(Problem to solve)
Where a line contains the word "époque", copy that line.

○ ○ ○

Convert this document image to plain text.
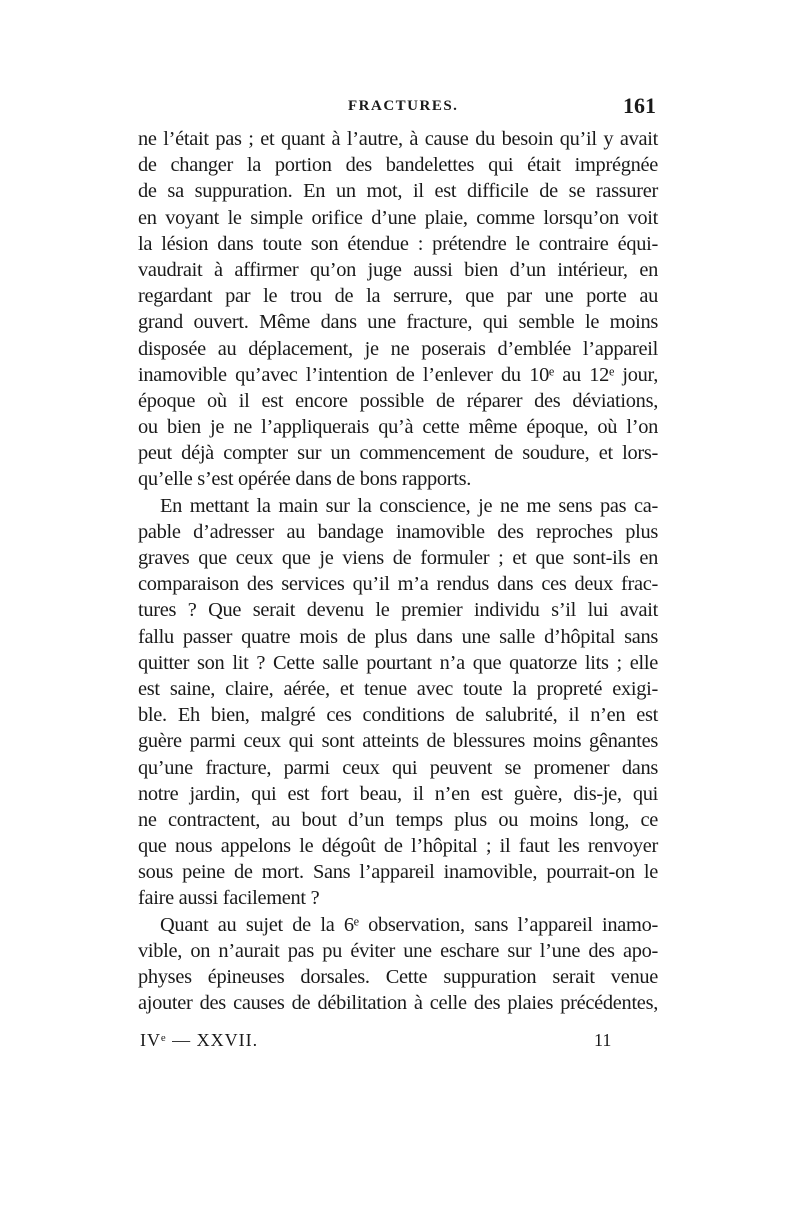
FRACTURES.	161
ne l’était pas ; et quant à l’autre, à cause du besoin qu’il y avait
de changer la portion des bandelettes qui était imprégnée
de sa suppuration. En un mot, il est difficile de se rassurer
en voyant le simple orifice d’une plaie, comme lorsqu’on voit
la lésion dans toute son étendue : prétendre le contraire équi-
vaudrait à affirmer qu’on juge aussi bien d’un intérieur, en
regardant par le trou de la serrure, que par une porte au
grand ouvert. Même dans une fracture, qui semble le moins
disposée au déplacement, je ne poserais d’emblée l’appareil
inamovible qu’avec l’intention de l’enlever du 10ᵉ au 12ᵉ jour,
époque où il est encore possible de réparer des déviations,
ou bien je ne l’appliquerais qu’à cette même époque, où l’on
peut déjà compter sur un commencement de soudure, et lors-
qu’elle s’est opérée dans de bons rapports.
En mettant la main sur la conscience, je ne me sens pas ca-
pable d’adresser au bandage inamovible des reproches plus
graves que ceux que je viens de formuler ; et que sont-ils en
comparaison des services qu’il m’a rendus dans ces deux frac-
tures ? Que serait devenu le premier individu s’il lui avait
fallu passer quatre mois de plus dans une salle d’hôpital sans
quitter son lit ? Cette salle pourtant n’a que quatorze lits ; elle
est saine, claire, aérée, et tenue avec toute la propreté exigi-
ble. Eh bien, malgré ces conditions de salubrité, il n’en est
guère parmi ceux qui sont atteints de blessures moins gênantes
qu’une fracture, parmi ceux qui peuvent se promener dans
notre jardin, qui est fort beau, il n’en est guère, dis-je, qui
ne contractent, au bout d’un temps plus ou moins long, ce
que nous appelons le dégoût de l’hôpital ; il faut les renvoyer
sous peine de mort. Sans l’appareil inamovible, pourrait-on le
faire aussi facilement ?
Quant au sujet de la 6ᵉ observation, sans l’appareil inamo-
vible, on n’aurait pas pu éviter une eschare sur l’une des apo-
physes épineuses dorsales. Cette suppuration serait venue
ajouter des causes de débilitation à celle des plaies précédentes,
IVᵉ — XXVII.	11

○ ○ ○

(Task solution)
époque où il est encore possible de réparer des déviations,
ou bien je ne l’appliquerais qu’à cette même époque, où l’on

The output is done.